■ WHAT IS ASKED: Reproduce the records below exactly as given.

■ EXERCISE INPUT:
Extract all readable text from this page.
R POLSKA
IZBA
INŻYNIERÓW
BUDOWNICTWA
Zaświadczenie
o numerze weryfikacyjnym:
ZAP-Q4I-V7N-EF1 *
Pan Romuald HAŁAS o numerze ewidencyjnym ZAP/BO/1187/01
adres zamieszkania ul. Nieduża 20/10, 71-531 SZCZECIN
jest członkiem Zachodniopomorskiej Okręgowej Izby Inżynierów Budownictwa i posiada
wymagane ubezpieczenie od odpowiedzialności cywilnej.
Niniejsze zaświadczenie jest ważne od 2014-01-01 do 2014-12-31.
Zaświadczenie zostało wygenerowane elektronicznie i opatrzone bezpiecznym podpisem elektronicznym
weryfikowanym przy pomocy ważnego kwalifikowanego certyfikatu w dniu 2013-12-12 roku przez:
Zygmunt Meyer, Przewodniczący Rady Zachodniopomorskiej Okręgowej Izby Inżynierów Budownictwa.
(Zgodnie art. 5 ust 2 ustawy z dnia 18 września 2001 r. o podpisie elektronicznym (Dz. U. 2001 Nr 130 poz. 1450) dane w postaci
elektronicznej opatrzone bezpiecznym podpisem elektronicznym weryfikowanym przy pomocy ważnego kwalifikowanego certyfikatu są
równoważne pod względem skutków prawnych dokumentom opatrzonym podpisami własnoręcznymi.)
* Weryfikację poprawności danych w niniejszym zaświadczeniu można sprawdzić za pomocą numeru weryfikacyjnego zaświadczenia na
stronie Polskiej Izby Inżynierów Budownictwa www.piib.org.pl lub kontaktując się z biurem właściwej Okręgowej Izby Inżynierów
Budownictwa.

■ THE RESPONSE:
Extract all readable text from this page.
R POLSKA
IZBA
INŻYNIERÓW
BUDOWNICTWA
Zaświadczenie
o numerze weryfikacyjnym:
ZAP-Q4I-V7N-EF1 *
Pan Romuald HAŁAS o numerze ewidencyjnym ZAP/BO/1187/01
adres zamieszkania ul. Nieduża 20/10, 71-531 SZCZECIN
jest członkiem Zachodniopomorskiej Okręgowej Izby Inżynierów Budownictwa i posiada
wymagane ubezpieczenie od odpowiedzialności cywilnej.
Niniejsze zaświadczenie jest ważne od 2014-01-01 do 2014-12-31.
Zaświadczenie zostało wygenerowane elektronicznie i opatrzone bezpiecznym podpisem elektronicznym
weryfikowanym przy pomocy ważnego kwalifikowanego certyfikatu w dniu 2013-12-12 roku przez:
Zygmunt Meyer, Przewodniczący Rady Zachodniopomorskiej Okręgowej Izby Inżynierów Budownictwa.
(Zgodnie art. 5 ust 2 ustawy z dnia 18 września 2001 r. o podpisie elektronicznym (Dz. U. 2001 Nr 130 poz. 1450) dane w postaci
elektronicznej opatrzone bezpiecznym podpisem elektronicznym weryfikowanym przy pomocy ważnego kwalifikowanego certyfikatu są
równoważne pod względem skutków prawnych dokumentom opatrzonym podpisami własnoręcznymi.)
* Weryfikację poprawności danych w niniejszym zaświadczeniu można sprawdzić za pomocą numeru weryfikacyjnego zaświadczenia na
stronie Polskiej Izby Inżynierów Budownictwa www.piib.org.pl lub kontaktując się z biurem właściwej Okręgowej Izby Inżynierów
Budownictwa.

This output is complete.